** Exercise aim **
State how many lines of the entries below hold the word "ylabel"; reply with nothing but the number.

-- begin Records to use --

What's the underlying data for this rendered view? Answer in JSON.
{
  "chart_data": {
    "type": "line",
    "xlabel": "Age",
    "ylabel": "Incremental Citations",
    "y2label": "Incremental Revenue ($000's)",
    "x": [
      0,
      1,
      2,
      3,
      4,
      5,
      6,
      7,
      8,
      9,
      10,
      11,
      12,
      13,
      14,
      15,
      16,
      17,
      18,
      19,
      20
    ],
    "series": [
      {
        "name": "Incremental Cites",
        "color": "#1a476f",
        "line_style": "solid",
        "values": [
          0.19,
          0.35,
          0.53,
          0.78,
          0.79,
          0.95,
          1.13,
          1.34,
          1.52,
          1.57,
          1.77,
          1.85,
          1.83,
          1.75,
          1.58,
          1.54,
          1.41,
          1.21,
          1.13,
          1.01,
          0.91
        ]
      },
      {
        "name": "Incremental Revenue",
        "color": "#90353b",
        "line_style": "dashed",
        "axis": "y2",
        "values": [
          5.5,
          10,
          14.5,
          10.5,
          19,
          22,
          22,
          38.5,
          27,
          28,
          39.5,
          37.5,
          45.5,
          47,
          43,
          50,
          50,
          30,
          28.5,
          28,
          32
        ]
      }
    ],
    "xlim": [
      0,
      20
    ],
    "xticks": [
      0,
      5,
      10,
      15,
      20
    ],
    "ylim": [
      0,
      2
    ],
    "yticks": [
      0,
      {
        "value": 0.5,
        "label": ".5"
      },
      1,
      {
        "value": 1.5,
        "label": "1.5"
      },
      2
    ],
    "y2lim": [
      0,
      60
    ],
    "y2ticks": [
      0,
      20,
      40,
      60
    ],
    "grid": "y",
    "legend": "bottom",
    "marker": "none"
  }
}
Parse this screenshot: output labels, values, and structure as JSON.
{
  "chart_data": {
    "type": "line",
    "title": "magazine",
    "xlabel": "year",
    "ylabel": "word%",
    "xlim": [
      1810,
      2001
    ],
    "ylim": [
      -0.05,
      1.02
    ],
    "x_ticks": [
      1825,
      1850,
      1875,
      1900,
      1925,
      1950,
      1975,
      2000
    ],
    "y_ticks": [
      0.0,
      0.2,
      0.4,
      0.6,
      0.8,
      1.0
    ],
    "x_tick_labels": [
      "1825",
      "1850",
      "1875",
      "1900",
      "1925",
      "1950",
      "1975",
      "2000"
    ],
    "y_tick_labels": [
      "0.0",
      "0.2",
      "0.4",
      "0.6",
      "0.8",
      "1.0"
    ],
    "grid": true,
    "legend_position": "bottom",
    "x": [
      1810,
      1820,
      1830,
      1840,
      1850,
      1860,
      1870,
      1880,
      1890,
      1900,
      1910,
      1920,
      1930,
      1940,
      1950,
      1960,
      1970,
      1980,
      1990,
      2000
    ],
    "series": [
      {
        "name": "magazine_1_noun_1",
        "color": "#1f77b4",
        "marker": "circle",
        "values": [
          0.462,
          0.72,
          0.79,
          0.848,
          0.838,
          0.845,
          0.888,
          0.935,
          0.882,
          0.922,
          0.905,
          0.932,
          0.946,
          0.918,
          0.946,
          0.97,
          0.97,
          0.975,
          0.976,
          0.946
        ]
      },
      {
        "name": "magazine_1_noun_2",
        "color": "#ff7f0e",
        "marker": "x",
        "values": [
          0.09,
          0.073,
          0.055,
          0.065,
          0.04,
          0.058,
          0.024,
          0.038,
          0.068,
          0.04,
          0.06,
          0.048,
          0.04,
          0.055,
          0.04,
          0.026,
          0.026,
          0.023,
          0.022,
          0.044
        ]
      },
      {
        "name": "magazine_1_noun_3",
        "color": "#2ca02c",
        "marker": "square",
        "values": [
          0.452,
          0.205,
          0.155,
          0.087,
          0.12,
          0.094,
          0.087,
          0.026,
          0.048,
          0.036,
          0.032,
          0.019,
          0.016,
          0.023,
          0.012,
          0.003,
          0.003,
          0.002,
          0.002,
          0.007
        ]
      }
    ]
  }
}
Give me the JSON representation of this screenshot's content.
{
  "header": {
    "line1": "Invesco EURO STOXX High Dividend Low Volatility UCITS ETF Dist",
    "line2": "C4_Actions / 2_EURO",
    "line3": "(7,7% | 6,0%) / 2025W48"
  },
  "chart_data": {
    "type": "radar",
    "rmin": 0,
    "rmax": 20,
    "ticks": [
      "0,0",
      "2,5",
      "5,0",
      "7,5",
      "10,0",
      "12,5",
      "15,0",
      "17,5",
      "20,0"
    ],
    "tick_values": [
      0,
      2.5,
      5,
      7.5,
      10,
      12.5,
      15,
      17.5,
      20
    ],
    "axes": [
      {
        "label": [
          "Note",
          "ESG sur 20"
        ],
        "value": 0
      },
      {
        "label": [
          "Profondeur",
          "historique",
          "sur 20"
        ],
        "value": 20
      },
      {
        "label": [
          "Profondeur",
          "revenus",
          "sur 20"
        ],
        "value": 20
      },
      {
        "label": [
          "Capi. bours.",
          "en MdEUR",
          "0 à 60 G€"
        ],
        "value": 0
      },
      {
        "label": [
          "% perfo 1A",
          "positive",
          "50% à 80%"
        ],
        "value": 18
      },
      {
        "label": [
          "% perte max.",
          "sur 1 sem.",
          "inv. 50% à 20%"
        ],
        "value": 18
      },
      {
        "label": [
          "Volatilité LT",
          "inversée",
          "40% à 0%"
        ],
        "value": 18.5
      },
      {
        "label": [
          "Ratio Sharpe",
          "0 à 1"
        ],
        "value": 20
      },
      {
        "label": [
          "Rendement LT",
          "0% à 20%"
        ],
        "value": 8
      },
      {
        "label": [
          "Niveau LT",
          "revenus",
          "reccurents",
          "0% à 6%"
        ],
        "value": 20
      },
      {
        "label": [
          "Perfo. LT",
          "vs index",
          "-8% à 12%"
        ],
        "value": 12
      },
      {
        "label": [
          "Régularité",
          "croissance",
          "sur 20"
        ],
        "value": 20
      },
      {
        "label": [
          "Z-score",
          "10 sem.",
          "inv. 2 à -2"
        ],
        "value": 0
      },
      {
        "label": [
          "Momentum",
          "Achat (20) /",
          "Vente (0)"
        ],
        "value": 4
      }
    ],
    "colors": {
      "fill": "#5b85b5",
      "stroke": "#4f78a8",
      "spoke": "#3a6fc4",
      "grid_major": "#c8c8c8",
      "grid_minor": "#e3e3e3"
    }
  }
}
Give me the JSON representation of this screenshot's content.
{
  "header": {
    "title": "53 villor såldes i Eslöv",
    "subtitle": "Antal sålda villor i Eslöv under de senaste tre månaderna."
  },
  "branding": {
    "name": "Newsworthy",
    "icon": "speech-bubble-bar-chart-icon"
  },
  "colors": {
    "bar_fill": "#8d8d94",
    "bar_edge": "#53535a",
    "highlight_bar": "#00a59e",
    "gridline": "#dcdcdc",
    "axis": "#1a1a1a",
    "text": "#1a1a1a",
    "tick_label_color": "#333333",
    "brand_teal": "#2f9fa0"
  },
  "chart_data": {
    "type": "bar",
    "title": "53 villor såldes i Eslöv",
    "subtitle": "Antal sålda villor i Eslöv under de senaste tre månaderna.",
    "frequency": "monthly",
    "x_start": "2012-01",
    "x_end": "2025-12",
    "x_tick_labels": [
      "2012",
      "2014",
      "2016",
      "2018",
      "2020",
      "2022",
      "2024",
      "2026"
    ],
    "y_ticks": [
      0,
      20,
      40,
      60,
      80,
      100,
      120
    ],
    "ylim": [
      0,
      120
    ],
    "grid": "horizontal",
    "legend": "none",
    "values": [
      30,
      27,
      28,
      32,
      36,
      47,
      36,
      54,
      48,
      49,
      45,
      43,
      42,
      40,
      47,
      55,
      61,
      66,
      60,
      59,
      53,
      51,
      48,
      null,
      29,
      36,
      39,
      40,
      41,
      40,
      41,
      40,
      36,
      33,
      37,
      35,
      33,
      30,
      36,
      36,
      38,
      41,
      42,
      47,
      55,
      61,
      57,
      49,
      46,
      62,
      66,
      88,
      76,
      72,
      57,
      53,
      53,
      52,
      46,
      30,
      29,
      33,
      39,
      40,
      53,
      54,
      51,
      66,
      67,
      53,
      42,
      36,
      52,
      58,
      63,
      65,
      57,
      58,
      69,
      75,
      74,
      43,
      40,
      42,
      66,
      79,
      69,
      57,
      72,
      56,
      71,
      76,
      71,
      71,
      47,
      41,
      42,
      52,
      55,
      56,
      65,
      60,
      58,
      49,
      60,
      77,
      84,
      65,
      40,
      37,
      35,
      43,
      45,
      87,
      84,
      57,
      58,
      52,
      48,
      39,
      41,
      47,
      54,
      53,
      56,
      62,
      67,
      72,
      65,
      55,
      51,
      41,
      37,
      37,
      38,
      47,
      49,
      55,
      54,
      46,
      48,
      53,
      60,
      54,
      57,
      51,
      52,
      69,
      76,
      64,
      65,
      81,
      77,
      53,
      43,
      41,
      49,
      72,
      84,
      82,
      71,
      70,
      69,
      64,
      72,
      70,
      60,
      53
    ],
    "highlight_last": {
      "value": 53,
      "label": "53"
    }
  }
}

-- end Records to use --

** Answer to the task **
2